> _Task instructions_
Copy the entries below exactly. Images do not belong in the copy.

[begin Exercise data]

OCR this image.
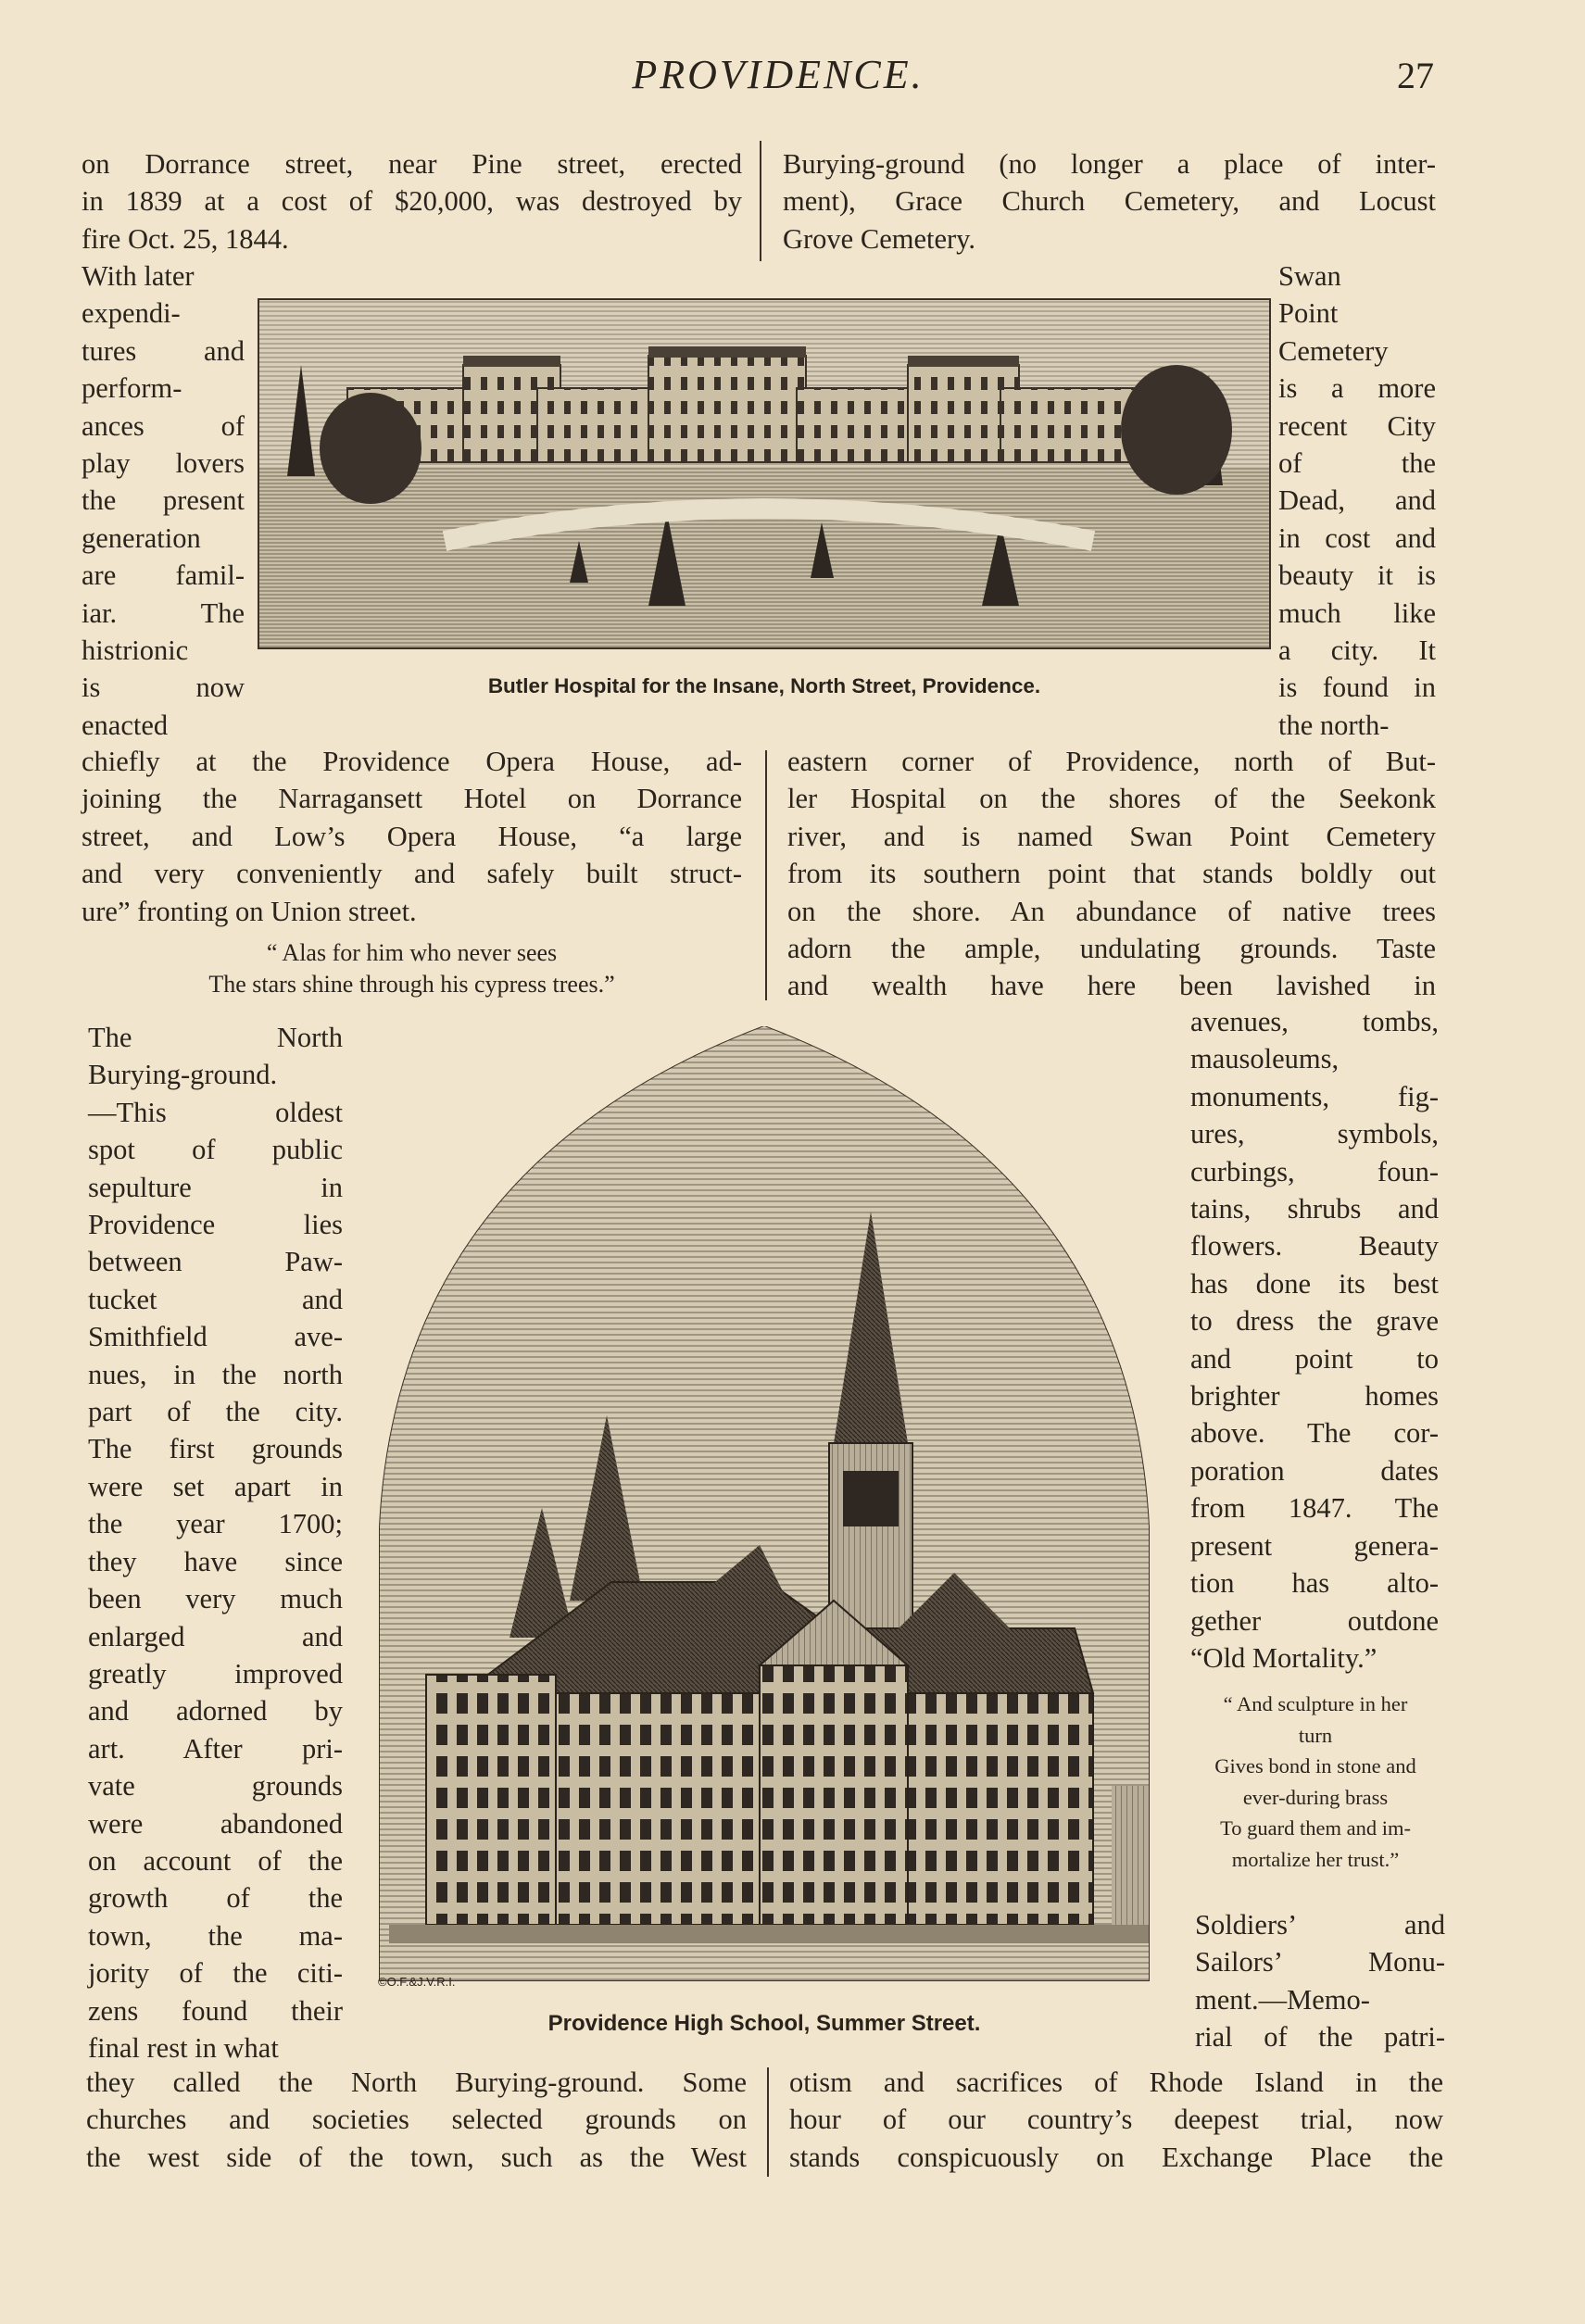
PROVIDENCE.	27
on Dorrance street, near Pine street, erected
in 1839 at a cost of $20,000, was destroyed by
fire Oct. 25, 1844.
Burying-ground (no longer a place of inter-
ment), Grace Church Cemetery, and Locust
Grove Cemetery.
With later
expendi-
tures and
perform-
ances of
play lovers
the present
generation
are famil-
iar. The
histrionic
is now
enacted
Swan
Point
Cemetery
is a more
recent City
of the
Dead, and
in cost and
beauty it is
much like
a city. It
is found in
the north-
Butler Hospital for the Insane, North Street, Providence.
chiefly at the Providence Opera House, ad-
joining the Narragansett Hotel on Dorrance
street, and Low’s Opera House, “a large
and very conveniently and safely built struct-
ure” fronting on Union street.
“ Alas for him who never sees
The stars shine through his cypress trees.”
eastern corner of Providence, north of But-
ler Hospital on the shores of the Seekonk
river, and is named Swan Point Cemetery
from its southern point that stands boldly out
on the shore. An abundance of native trees
adorn the ample, undulating grounds. Taste
and wealth have here been lavished in
The North
Burying-ground.
—This oldest
spot of public
sepulture in
Providence lies
between Paw-
tucket and
Smithfield ave-
nues, in the north
part of the city.
The first grounds
were set apart in
the year 1700;
they have since
been very much
enlarged and
greatly improved
and adorned by
art. After pri-
vate grounds
were abandoned
on account of the
growth of the
town, the ma-
jority of the citi-
zens found their
final rest in what
avenues, tombs,
mausoleums,
monuments, fig-
ures, symbols,
curbings, foun-
tains, shrubs and
flowers. Beauty
has done its best
to dress the grave
and point to
brighter homes
above. The cor-
poration dates
from 1847. The
present genera-
tion has alto-
gether outdone
“Old Mortality.”
“ And sculpture in her
turn
Gives bond in stone and
ever-during brass
To guard them and im-
mortalize her trust.”
Soldiers’ and
Sailors’ Monu-
ment.—Memo-
rial of the patri-
©O.F.&J.V.R.I.
Providence High School, Summer Street.
they called the North Burying-ground. Some
churches and societies selected grounds on
the west side of the town, such as the West
otism and sacrifices of Rhode Island in the
hour of our country’s deepest trial, now
stands conspicuously on Exchange Place the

[end Exercise data]

> _Solution_
OCR this image.
PROVIDENCE.	27
on Dorrance street, near Pine street, erected
in 1839 at a cost of $20,000, was destroyed by
fire Oct. 25, 1844.
Burying-ground (no longer a place of inter-
ment), Grace Church Cemetery, and Locust
Grove Cemetery.
With later
expendi-
tures and
perform-
ances of
play lovers
the present
generation
are famil-
iar. The
histrionic
is now
enacted
Swan
Point
Cemetery
is a more
recent City
of the
Dead, and
in cost and
beauty it is
much like
a city. It
is found in
the north-
Butler Hospital for the Insane, North Street, Providence.
chiefly at the Providence Opera House, ad-
joining the Narragansett Hotel on Dorrance
street, and Low’s Opera House, “a large
and very conveniently and safely built struct-
ure” fronting on Union street.
“ Alas for him who never sees
The stars shine through his cypress trees.”
eastern corner of Providence, north of But-
ler Hospital on the shores of the Seekonk
river, and is named Swan Point Cemetery
from its southern point that stands boldly out
on the shore. An abundance of native trees
adorn the ample, undulating grounds. Taste
and wealth have here been lavished in
The North
Burying-ground.
—This oldest
spot of public
sepulture in
Providence lies
between Paw-
tucket and
Smithfield ave-
nues, in the north
part of the city.
The first grounds
were set apart in
the year 1700;
they have since
been very much
enlarged and
greatly improved
and adorned by
art. After pri-
vate grounds
were abandoned
on account of the
growth of the
town, the ma-
jority of the citi-
zens found their
final rest in what
avenues, tombs,
mausoleums,
monuments, fig-
ures, symbols,
curbings, foun-
tains, shrubs and
flowers. Beauty
has done its best
to dress the grave
and point to
brighter homes
above. The cor-
poration dates
from 1847. The
present genera-
tion has alto-
gether outdone
“Old Mortality.”
“ And sculpture in her
turn
Gives bond in stone and
ever-during brass
To guard them and im-
mortalize her trust.”
Soldiers’ and
Sailors’ Monu-
ment.—Memo-
rial of the patri-
©O.F.&J.V.R.I.
Providence High School, Summer Street.
they called the North Burying-ground. Some
churches and societies selected grounds on
the west side of the town, such as the West
otism and sacrifices of Rhode Island in the
hour of our country’s deepest trial, now
stands conspicuously on Exchange Place the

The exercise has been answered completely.